■ **STATED EXERCISE**: Output the material below in full, exactly as it is.

═════ SUPPLIED DATA

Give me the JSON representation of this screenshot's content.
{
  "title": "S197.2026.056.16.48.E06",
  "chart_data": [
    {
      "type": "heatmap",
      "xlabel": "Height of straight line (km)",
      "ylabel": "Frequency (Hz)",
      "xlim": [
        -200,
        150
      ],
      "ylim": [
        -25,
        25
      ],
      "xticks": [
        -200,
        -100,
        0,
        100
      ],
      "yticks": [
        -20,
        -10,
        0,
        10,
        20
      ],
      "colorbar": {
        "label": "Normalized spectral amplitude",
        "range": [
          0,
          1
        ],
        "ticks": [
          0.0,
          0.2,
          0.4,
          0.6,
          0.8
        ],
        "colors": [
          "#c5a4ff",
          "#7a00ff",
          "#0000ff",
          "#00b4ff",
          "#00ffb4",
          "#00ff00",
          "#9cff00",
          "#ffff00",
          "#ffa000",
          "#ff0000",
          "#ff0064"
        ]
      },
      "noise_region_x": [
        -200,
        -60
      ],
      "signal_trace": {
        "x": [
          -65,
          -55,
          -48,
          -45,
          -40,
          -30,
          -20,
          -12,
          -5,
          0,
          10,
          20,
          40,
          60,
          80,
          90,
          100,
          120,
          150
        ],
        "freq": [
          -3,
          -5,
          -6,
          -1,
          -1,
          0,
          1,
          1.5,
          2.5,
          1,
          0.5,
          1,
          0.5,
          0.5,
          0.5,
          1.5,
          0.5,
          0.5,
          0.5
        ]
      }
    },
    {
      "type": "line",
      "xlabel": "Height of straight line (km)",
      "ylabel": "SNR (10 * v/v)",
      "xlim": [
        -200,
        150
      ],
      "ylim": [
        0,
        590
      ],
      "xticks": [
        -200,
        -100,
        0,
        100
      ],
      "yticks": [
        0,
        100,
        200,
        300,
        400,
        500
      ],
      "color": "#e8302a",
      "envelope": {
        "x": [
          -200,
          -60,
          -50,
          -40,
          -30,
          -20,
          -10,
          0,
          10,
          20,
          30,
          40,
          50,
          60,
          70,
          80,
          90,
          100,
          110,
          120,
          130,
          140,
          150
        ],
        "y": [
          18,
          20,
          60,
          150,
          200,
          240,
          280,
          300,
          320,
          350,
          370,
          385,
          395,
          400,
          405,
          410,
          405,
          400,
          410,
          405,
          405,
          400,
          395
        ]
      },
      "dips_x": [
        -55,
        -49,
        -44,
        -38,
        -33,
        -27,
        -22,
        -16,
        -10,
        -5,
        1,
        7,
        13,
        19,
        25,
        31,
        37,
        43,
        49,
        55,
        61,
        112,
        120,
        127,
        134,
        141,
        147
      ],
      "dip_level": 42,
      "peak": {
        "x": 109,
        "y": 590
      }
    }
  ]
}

══════════

■ **TASK ANSWER**:
Give me the JSON representation of this screenshot's content.
{
  "title": "S197.2026.056.16.48.E06",
  "chart_data": [
    {
      "type": "heatmap",
      "xlabel": "Height of straight line (km)",
      "ylabel": "Frequency (Hz)",
      "xlim": [
        -200,
        150
      ],
      "ylim": [
        -25,
        25
      ],
      "xticks": [
        -200,
        -100,
        0,
        100
      ],
      "yticks": [
        -20,
        -10,
        0,
        10,
        20
      ],
      "colorbar": {
        "label": "Normalized spectral amplitude",
        "range": [
          0,
          1
        ],
        "ticks": [
          0.0,
          0.2,
          0.4,
          0.6,
          0.8
        ],
        "colors": [
          "#c5a4ff",
          "#7a00ff",
          "#0000ff",
          "#00b4ff",
          "#00ffb4",
          "#00ff00",
          "#9cff00",
          "#ffff00",
          "#ffa000",
          "#ff0000",
          "#ff0064"
        ]
      },
      "noise_region_x": [
        -200,
        -60
      ],
      "signal_trace": {
        "x": [
          -65,
          -55,
          -48,
          -45,
          -40,
          -30,
          -20,
          -12,
          -5,
          0,
          10,
          20,
          40,
          60,
          80,
          90,
          100,
          120,
          150
        ],
        "freq": [
          -3,
          -5,
          -6,
          -1,
          -1,
          0,
          1,
          1.5,
          2.5,
          1,
          0.5,
          1,
          0.5,
          0.5,
          0.5,
          1.5,
          0.5,
          0.5,
          0.5
        ]
      }
    },
    {
      "type": "line",
      "xlabel": "Height of straight line (km)",
      "ylabel": "SNR (10 * v/v)",
      "xlim": [
        -200,
        150
      ],
      "ylim": [
        0,
        590
      ],
      "xticks": [
        -200,
        -100,
        0,
        100
      ],
      "yticks": [
        0,
        100,
        200,
        300,
        400,
        500
      ],
      "color": "#e8302a",
      "envelope": {
        "x": [
          -200,
          -60,
          -50,
          -40,
          -30,
          -20,
          -10,
          0,
          10,
          20,
          30,
          40,
          50,
          60,
          70,
          80,
          90,
          100,
          110,
          120,
          130,
          140,
          150
        ],
        "y": [
          18,
          20,
          60,
          150,
          200,
          240,
          280,
          300,
          320,
          350,
          370,
          385,
          395,
          400,
          405,
          410,
          405,
          400,
          410,
          405,
          405,
          400,
          395
        ]
      },
      "dips_x": [
        -55,
        -49,
        -44,
        -38,
        -33,
        -27,
        -22,
        -16,
        -10,
        -5,
        1,
        7,
        13,
        19,
        25,
        31,
        37,
        43,
        49,
        55,
        61,
        112,
        120,
        127,
        134,
        141,
        147
      ],
      "dip_level": 42,
      "peak": {
        "x": 109,
        "y": 590
      }
    }
  ]
}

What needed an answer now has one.